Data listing
========================================

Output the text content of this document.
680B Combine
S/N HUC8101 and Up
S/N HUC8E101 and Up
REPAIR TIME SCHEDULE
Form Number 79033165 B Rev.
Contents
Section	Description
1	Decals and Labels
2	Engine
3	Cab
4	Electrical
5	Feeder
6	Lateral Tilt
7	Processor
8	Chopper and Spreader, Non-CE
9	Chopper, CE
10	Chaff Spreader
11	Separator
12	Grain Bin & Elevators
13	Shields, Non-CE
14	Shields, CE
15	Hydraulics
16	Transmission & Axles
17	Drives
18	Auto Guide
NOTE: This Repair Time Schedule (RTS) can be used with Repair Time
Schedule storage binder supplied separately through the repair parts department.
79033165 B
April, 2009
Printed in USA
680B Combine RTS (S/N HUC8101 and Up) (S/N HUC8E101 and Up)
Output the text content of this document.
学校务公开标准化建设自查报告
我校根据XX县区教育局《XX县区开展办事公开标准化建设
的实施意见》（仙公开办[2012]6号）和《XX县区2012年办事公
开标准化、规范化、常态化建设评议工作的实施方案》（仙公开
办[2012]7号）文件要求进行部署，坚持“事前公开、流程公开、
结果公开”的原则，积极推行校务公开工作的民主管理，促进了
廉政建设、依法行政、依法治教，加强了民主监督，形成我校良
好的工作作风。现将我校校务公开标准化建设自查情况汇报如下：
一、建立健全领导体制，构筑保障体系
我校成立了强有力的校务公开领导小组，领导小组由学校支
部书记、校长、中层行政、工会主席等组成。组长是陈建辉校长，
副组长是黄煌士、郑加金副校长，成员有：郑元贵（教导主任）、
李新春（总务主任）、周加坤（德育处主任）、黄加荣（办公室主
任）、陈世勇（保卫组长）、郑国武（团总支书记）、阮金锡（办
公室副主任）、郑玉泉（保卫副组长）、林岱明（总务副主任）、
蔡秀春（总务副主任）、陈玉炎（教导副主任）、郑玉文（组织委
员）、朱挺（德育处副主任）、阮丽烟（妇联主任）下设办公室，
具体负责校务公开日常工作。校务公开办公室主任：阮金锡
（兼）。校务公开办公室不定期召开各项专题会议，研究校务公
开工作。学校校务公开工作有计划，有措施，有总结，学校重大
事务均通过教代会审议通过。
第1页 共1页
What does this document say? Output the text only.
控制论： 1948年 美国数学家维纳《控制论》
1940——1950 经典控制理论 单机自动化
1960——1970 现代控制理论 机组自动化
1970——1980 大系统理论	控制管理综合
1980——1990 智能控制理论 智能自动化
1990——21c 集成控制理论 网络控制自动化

========================================

--- Challenge ---
Type out all of the material again, word for word.

--- Reply to the task ---
Output the text content of this document.
680B Combine
S/N HUC8101 and Up
S/N HUC8E101 and Up
REPAIR TIME SCHEDULE
Form Number 79033165 B Rev.
Contents
Section	Description
1	Decals and Labels
2	Engine
3	Cab
4	Electrical
5	Feeder
6	Lateral Tilt
7	Processor
8	Chopper and Spreader, Non-CE
9	Chopper, CE
10	Chaff Spreader
11	Separator
12	Grain Bin & Elevators
13	Shields, Non-CE
14	Shields, CE
15	Hydraulics
16	Transmission & Axles
17	Drives
18	Auto Guide
NOTE: This Repair Time Schedule (RTS) can be used with Repair Time
Schedule storage binder supplied separately through the repair parts department.
79033165 B
April, 2009
Printed in USA
680B Combine RTS (S/N HUC8101 and Up) (S/N HUC8E101 and Up)
Output the text content of this document.
学校务公开标准化建设自查报告
我校根据XX县区教育局《XX县区开展办事公开标准化建设
的实施意见》（仙公开办[2012]6号）和《XX县区2012年办事公
开标准化、规范化、常态化建设评议工作的实施方案》（仙公开
办[2012]7号）文件要求进行部署，坚持“事前公开、流程公开、
结果公开”的原则，积极推行校务公开工作的民主管理，促进了
廉政建设、依法行政、依法治教，加强了民主监督，形成我校良
好的工作作风。现将我校校务公开标准化建设自查情况汇报如下：
一、建立健全领导体制，构筑保障体系
我校成立了强有力的校务公开领导小组，领导小组由学校支
部书记、校长、中层行政、工会主席等组成。组长是陈建辉校长，
副组长是黄煌士、郑加金副校长，成员有：郑元贵（教导主任）、
李新春（总务主任）、周加坤（德育处主任）、黄加荣（办公室主
任）、陈世勇（保卫组长）、郑国武（团总支书记）、阮金锡（办
公室副主任）、郑玉泉（保卫副组长）、林岱明（总务副主任）、
蔡秀春（总务副主任）、陈玉炎（教导副主任）、郑玉文（组织委
员）、朱挺（德育处副主任）、阮丽烟（妇联主任）下设办公室，
具体负责校务公开日常工作。校务公开办公室主任：阮金锡
（兼）。校务公开办公室不定期召开各项专题会议，研究校务公
开工作。学校校务公开工作有计划，有措施，有总结，学校重大
事务均通过教代会审议通过。
第1页 共1页
What does this document say? Output the text only.
控制论： 1948年 美国数学家维纳《控制论》
1940——1950 经典控制理论 单机自动化
1960——1970 现代控制理论 机组自动化
1970——1980 大系统理论	控制管理综合
1980——1990 智能控制理论 智能自动化
1990——21c 集成控制理论 网络控制自动化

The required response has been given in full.